_ARTIGO_:
╔══
Lula transita entre “petismo raiz” e “frente ampla” em 100 dias de governo, dizem especialistas
Cientistas políticos apontam que a tentativa de agregar os diferentes setores tem acarretado mais consequências negativas do que positivas ao governo federal
Em 100 dias de governo, que serão completados nesta segunda-feira (11), o presidente Luiz Inácio Lula da Silva (PT) variou sua gestão entre o chamado “petismo raiz”, diretriz de sua figura e carreira políticas, e a “frente ampla”, que ajudou a elegê-lo para seu terceiro mandato ao longo da campanha.
Com isso, enfrentou resistências dentro de sua base de apoio e até mesmo de sua própria sigla. É o que dizem cientistas políticos ouvidos pela CNN.
No primeiro mês de governo, em aceno ao setor petista, Lula chamou o ex-presidente Michel Temer de “golpista” por conta do impeachment de Dilma Rousseff (PT), ocorrido em 2016. A declaração causou desconforto ao MDB — um dos maiores partidos da base do governo.
Em fevereiro, ao definir o retorno da cobrança de impostos federais sobre os combustíveis, Lula enfrentou resistência da presidente do PT, Gleisi Hoffmann. Apesar da importância da medida para a arrecadação do governo, a petista temia seus impactos políticos.
Especialistas consultados pela CNN apontam que a tentativa de agregar estes diferentes — e por vezes antagônicos — setores tem acarretado mais consequências negativas do que positivas ao governo federal.
╚══
_DADOS COLETADOS_:
╔══
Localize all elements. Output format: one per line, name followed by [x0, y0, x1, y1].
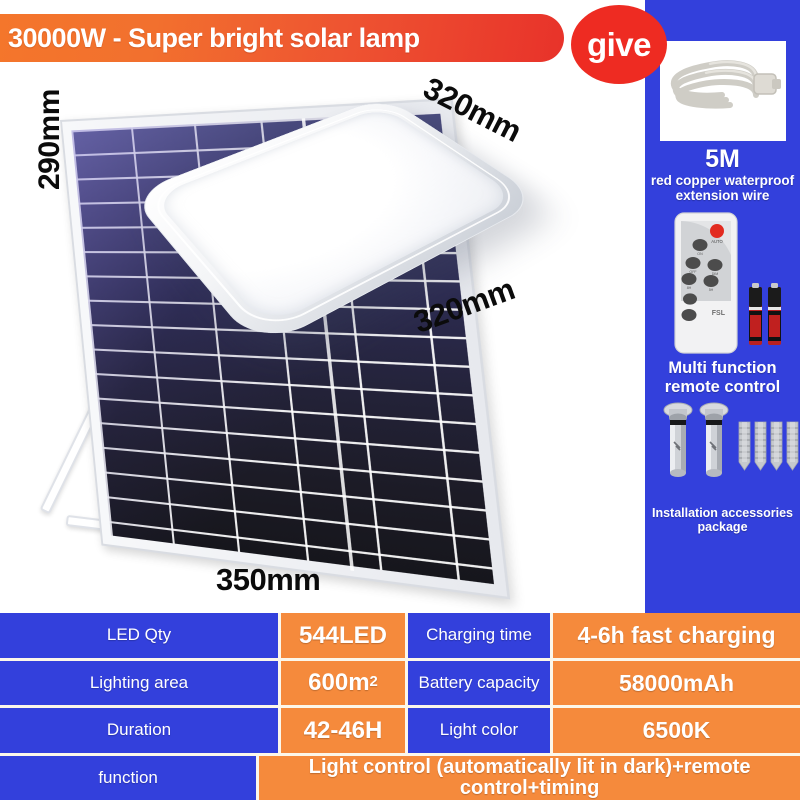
╚══
_EXERCÍCIO A_: Edite o artigo sobre os 100 dias do governo Lula: reescreva o trecho de "Com isso, enfrentou" até "seus impactos políticos.", inclusive, substituindo "fevereiro" por "março".
_EXERCÍCIO B_:
Responda às perguntas com base no artigo sobre os 100 dias do governo Lula.
(i) Qual partido sentiu desconforto com a declaração de Lula sobre Michel Temer?
(ii) Quem, na presidência do PT, resistiu ao retorno da cobrança de impostos federais sobre os combustíveis?
(iii) Em que dia o governo completa 100 dias?
_EXERCÍCIO C_: Dê continuidade ao artigo sobre os 100 dias do governo Lula a partir da última frase apresentada.

_RESPOSTA CORRETA A_:
Com isso, enfrentou resistências dentro de sua base de apoio e até mesmo de sua própria sigla. É o que dizem cientistas políticos ouvidos pela CNN.
No primeiro mês de governo, em aceno ao setor petista, Lula chamou o ex-presidente Michel Temer de “golpista” por conta do impeachment de Dilma Rousseff (PT), ocorrido em 2016. A declaração causou desconforto ao MDB — um dos maiores partidos da base do governo.
Em março, ao definir o retorno da cobrança de impostos federais sobre os combustíveis, Lula enfrentou resistência da presidente do PT, Gleisi Hoffmann. Apesar da importância da medida para a arrecadação do governo, a petista temia seus impactos políticos.

_RESPOSTA CORRETA B_:
(i) O MDB.
(ii) Gleisi Hoffmann.
(iii) Nesta segunda-feira (11).

_RESPOSTA CORRETA C_:
“Tem trazido mais aspectos negativos. O governo tenta equilibrar a frente ampla, que o elegeu, e tem uma parte da esquerda, que é aquela dos anos 90, que não aceita essa nova conjectura da política. Quando há o atrito entre a coalizão e essa ala do PT, vemos que, para o Lula, há mais ônus no meio disso”, afirma a cientista política Deysi Cioccari.
Os cientistas políticos consultados indicam também que, entre os setores, o núcleo petista foi priorizado até o momento. Para o professor Carlos Pereira, da Escola Brasileira de Administração Pública e de Empresas (FGV Ebape), Lula “acomoda, desproporcionalmente, aliados que ofereçam apoio político”.
Lula prioriza PT, mas tenta montar base no Congresso
Em sua terceira eleição para a Presidência, Lula teve ao seu lado no palanque, como candidato a vice, figura com a qual rivalizou durante parte de sua carreira política, Geraldo Alckmin (PSB). Entre outros ex-adversários, o petista contou com nove partidos em sua base de apoio.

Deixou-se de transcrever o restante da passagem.